题目要求: 把条目开头至含有“x-axis-label: 2018E [295, 432, 330, 467]”的那一行之间的各行原样重抄一遍，首尾两行都算在内。

所给条目:
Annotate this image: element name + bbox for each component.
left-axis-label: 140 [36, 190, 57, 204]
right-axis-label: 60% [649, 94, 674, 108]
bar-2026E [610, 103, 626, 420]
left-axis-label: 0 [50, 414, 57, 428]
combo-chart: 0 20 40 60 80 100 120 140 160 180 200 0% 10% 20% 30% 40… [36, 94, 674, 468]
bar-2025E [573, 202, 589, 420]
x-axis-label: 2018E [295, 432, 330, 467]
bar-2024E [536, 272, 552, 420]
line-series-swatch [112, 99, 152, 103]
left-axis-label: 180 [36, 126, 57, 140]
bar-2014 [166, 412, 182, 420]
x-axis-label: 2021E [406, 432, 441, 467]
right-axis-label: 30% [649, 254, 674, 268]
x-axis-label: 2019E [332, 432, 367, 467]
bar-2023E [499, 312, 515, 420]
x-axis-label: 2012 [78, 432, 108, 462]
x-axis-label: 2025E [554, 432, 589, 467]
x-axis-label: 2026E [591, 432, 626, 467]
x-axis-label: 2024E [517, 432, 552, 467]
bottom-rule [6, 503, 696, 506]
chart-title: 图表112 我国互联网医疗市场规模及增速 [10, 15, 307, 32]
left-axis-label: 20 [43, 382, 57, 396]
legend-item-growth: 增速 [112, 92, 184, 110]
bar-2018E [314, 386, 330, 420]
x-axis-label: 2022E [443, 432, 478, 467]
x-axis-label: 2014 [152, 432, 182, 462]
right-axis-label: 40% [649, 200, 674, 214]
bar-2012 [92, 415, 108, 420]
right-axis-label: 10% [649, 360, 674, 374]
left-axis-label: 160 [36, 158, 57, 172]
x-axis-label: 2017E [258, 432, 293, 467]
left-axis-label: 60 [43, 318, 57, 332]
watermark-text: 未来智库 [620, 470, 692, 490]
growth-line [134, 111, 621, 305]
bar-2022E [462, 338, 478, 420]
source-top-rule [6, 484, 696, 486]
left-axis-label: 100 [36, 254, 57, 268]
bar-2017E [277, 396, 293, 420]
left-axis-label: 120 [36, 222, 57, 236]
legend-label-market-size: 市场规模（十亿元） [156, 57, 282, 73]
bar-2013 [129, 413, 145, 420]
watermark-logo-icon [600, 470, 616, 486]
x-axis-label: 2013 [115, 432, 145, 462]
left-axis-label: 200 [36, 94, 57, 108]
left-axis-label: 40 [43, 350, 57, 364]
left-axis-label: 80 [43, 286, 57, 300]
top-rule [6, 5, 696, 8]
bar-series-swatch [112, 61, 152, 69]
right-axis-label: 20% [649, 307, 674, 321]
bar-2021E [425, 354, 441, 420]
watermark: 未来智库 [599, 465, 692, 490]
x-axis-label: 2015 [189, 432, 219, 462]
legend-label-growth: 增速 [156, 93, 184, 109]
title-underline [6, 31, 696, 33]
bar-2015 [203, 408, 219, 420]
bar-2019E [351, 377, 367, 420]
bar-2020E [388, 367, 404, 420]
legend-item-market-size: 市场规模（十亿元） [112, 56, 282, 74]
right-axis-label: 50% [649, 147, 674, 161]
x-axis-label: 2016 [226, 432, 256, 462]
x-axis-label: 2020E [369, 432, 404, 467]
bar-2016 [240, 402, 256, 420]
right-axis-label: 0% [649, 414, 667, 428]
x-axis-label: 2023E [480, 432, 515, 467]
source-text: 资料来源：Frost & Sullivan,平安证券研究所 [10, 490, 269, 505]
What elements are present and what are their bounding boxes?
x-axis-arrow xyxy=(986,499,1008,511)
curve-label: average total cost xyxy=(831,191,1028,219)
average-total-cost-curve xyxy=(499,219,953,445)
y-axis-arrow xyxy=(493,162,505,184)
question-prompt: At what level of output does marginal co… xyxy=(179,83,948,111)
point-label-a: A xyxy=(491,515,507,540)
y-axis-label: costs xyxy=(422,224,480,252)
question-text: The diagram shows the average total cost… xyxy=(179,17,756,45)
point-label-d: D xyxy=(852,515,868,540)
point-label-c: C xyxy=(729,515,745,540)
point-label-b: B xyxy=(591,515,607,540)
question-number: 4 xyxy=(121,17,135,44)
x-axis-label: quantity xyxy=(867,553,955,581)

输出结果:
Annotate this image: element name + bbox for each component.
left-axis-label: 140 [36, 190, 57, 204]
right-axis-label: 60% [649, 94, 674, 108]
bar-2026E [610, 103, 626, 420]
left-axis-label: 0 [50, 414, 57, 428]
combo-chart: 0 20 40 60 80 100 120 140 160 180 200 0% 10% 20% 30% 40… [36, 94, 674, 468]
bar-2025E [573, 202, 589, 420]
x-axis-label: 2018E [295, 432, 330, 467]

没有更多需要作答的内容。